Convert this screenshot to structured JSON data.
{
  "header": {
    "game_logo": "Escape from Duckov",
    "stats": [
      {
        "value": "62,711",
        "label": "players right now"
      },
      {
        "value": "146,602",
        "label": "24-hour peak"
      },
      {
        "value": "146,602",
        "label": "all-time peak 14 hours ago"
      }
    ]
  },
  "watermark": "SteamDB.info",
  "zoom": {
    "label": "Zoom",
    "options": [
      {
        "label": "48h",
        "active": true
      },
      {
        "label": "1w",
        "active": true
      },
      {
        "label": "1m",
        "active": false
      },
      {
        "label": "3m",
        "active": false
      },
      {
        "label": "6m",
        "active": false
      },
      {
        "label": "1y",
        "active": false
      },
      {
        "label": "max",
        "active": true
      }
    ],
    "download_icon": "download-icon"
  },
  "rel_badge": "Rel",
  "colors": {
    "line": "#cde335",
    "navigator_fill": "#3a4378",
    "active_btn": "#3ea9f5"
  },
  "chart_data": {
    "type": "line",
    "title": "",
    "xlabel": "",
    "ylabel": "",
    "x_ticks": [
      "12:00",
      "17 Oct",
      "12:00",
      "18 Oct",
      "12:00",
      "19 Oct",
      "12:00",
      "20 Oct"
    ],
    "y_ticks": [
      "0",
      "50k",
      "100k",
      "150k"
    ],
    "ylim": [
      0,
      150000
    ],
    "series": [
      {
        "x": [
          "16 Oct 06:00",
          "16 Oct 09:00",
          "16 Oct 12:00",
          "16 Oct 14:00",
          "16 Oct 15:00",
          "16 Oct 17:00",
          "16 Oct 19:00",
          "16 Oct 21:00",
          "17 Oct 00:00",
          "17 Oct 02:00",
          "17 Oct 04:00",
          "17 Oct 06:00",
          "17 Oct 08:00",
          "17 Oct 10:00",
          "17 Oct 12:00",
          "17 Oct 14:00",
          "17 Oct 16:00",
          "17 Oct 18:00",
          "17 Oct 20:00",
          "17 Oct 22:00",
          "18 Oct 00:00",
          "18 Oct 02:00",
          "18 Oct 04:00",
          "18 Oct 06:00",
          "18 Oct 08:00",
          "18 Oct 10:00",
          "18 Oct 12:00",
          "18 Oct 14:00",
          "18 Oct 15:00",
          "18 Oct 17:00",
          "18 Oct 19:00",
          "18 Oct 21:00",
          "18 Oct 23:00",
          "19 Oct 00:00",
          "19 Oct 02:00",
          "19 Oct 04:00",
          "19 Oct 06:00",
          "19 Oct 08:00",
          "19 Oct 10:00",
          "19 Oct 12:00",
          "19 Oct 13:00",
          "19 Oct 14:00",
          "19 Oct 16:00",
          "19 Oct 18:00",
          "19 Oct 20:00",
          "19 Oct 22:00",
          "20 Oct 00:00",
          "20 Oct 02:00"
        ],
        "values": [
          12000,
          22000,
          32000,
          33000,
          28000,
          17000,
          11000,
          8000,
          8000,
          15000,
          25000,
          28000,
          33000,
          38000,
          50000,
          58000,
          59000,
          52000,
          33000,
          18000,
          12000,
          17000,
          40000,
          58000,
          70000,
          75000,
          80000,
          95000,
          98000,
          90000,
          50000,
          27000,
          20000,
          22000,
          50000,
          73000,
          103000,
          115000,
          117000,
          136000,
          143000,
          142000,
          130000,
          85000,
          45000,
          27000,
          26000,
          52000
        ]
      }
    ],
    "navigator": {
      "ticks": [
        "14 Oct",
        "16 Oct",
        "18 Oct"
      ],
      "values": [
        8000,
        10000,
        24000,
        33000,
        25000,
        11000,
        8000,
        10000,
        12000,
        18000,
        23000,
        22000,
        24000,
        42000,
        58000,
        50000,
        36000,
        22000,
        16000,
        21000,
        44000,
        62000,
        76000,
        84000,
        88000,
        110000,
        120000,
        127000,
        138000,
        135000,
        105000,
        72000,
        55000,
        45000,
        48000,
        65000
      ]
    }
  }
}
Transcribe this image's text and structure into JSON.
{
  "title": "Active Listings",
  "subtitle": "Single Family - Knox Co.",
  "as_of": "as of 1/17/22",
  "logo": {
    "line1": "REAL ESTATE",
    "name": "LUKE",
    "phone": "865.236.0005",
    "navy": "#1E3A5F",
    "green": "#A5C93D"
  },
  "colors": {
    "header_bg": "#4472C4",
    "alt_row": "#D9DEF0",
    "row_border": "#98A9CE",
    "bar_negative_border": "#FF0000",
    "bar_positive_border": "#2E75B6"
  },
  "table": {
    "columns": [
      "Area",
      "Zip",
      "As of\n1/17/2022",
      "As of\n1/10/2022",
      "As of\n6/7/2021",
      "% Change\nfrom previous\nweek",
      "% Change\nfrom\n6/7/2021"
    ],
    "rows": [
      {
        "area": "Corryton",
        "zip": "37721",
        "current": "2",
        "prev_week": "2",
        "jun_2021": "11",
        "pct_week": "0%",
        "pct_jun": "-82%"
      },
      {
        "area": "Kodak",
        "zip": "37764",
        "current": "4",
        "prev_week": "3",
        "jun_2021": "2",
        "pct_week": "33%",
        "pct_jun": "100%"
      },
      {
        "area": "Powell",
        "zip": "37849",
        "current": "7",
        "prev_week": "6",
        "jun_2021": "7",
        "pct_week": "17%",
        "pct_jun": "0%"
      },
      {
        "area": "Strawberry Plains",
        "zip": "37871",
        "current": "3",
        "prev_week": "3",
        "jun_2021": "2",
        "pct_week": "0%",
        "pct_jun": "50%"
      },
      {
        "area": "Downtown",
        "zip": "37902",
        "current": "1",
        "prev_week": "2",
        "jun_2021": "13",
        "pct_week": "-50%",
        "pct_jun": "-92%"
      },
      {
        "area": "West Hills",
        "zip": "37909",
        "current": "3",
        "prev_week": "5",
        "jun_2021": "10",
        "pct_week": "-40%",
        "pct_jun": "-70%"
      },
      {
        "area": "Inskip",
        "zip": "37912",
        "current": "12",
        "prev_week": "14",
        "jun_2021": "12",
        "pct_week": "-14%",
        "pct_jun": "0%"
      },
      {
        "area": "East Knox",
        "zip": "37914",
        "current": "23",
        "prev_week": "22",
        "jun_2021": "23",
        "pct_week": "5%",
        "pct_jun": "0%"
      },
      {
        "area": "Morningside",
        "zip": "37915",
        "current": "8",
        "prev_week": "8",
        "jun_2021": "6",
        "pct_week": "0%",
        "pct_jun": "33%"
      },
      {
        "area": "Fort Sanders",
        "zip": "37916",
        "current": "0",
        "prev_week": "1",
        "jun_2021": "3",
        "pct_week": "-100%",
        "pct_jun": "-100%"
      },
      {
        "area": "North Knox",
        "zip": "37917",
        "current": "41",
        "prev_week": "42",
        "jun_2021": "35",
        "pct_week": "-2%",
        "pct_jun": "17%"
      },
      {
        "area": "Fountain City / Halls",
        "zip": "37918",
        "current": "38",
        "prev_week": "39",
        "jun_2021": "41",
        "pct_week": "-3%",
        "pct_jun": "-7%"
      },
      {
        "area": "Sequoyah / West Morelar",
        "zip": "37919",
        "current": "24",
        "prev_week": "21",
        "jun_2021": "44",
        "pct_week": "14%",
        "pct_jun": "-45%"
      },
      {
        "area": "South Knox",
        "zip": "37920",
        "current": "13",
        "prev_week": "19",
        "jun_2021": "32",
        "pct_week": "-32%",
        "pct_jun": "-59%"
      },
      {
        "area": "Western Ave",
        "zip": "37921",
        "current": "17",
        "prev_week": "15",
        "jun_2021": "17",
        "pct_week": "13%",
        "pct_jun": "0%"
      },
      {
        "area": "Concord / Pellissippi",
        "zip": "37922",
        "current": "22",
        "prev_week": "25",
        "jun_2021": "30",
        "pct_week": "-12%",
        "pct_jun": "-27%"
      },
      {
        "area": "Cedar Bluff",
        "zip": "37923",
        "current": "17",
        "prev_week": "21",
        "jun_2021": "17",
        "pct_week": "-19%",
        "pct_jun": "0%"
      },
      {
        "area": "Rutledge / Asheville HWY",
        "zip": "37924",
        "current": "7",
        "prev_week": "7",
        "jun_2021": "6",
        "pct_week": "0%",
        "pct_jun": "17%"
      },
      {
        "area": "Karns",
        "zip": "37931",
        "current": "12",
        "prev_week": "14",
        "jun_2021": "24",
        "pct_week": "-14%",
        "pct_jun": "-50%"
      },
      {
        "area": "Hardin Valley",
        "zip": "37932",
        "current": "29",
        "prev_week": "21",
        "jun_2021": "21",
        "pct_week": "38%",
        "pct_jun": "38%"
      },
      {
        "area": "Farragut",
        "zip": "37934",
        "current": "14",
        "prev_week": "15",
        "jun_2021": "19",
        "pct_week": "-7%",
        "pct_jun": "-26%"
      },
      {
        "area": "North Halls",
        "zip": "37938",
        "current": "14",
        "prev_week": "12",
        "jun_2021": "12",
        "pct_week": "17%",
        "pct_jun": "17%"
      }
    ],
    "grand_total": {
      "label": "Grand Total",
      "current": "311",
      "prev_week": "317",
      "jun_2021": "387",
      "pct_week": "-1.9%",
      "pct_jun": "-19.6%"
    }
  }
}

The problem:
Your answer should be one number: how many lines in the material above contain the string "peak".

Response for this exercise:
2